AIM
Records follow. Select each line holding "Reflectivity".
----------
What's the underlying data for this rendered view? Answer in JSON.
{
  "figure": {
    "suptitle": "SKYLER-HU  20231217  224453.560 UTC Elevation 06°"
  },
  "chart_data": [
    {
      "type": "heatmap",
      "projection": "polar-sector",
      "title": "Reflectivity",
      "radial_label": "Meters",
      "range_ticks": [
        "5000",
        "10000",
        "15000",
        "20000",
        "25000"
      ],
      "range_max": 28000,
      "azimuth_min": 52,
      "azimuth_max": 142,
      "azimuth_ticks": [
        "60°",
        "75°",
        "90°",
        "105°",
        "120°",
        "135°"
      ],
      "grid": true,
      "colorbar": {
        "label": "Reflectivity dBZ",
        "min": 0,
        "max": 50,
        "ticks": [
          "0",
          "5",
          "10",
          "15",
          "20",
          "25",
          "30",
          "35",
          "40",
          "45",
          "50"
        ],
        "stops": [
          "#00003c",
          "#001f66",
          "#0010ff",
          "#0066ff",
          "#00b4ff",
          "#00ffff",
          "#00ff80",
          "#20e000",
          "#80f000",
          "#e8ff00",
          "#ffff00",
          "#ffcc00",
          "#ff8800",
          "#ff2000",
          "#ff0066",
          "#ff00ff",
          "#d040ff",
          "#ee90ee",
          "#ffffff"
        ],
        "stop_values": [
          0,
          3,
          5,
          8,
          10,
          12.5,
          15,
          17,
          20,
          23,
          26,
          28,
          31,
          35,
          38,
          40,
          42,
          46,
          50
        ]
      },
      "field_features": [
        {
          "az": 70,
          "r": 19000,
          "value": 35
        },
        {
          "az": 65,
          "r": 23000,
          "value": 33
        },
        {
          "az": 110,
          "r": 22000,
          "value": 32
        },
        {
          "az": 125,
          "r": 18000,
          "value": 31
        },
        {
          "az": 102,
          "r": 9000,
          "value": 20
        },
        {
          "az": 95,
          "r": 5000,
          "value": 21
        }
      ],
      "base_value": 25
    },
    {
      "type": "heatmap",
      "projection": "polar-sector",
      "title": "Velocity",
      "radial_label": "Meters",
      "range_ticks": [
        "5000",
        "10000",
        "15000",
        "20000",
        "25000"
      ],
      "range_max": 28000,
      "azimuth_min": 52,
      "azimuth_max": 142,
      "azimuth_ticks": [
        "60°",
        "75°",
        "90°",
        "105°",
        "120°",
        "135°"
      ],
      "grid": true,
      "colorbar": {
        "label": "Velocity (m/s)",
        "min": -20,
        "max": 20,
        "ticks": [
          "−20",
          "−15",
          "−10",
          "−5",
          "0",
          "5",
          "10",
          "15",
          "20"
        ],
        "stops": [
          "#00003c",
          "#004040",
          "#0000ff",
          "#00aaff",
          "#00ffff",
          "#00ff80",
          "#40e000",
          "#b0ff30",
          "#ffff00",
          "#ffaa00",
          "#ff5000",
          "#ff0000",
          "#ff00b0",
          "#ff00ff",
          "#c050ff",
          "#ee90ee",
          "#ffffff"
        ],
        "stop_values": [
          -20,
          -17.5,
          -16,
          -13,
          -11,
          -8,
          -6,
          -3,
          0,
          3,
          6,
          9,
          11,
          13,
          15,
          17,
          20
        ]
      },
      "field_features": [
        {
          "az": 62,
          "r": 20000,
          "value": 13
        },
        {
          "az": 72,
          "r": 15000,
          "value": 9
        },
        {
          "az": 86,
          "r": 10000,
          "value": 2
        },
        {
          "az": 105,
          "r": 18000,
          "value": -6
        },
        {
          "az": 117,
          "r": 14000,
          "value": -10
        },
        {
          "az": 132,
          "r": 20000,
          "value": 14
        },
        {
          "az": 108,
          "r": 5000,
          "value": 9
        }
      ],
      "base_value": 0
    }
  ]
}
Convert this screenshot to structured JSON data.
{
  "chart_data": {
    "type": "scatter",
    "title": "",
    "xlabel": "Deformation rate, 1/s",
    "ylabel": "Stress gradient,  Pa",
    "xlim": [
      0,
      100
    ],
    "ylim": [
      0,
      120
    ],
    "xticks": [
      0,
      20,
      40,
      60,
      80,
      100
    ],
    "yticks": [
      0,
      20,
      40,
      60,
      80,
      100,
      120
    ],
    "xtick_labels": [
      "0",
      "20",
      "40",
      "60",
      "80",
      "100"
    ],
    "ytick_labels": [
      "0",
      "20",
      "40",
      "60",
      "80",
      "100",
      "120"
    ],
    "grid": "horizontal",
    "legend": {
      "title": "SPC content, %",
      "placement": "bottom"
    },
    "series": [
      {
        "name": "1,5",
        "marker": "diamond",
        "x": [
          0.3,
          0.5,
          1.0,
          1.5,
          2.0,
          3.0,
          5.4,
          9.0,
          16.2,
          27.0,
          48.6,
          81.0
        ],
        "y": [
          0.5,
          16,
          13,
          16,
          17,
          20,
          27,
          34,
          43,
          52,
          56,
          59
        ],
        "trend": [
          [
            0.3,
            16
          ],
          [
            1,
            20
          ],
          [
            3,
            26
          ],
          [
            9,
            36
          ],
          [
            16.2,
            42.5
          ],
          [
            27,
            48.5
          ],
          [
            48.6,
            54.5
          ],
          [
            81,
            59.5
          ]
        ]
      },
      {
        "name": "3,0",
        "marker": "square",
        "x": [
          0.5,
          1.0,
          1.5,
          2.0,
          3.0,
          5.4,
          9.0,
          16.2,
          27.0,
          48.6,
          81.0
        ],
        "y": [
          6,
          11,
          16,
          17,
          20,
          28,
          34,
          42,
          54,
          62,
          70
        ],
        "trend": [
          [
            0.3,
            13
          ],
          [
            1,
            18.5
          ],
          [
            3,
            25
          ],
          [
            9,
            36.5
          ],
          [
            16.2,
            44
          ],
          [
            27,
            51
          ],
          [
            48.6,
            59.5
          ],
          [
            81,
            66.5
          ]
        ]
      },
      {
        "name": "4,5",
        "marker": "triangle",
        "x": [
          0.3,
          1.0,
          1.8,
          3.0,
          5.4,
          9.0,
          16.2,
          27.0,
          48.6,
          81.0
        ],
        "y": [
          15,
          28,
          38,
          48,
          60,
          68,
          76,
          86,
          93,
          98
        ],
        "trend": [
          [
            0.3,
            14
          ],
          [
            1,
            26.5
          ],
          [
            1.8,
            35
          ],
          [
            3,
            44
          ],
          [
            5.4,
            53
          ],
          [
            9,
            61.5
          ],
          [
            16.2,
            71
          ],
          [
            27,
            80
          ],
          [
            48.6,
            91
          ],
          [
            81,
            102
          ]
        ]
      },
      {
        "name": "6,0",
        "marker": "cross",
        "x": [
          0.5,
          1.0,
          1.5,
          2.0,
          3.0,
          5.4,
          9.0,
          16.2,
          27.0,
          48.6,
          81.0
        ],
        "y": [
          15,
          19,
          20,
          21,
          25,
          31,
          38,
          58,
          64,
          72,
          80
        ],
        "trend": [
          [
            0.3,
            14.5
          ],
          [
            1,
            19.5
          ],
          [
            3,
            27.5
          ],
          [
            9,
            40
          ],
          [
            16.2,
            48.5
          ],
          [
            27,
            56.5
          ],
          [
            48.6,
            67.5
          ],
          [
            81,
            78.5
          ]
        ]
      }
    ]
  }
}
----------
RESULT OF THIS TASK
      "title": "Reflectivity",
        "label": "Reflectivity dBZ",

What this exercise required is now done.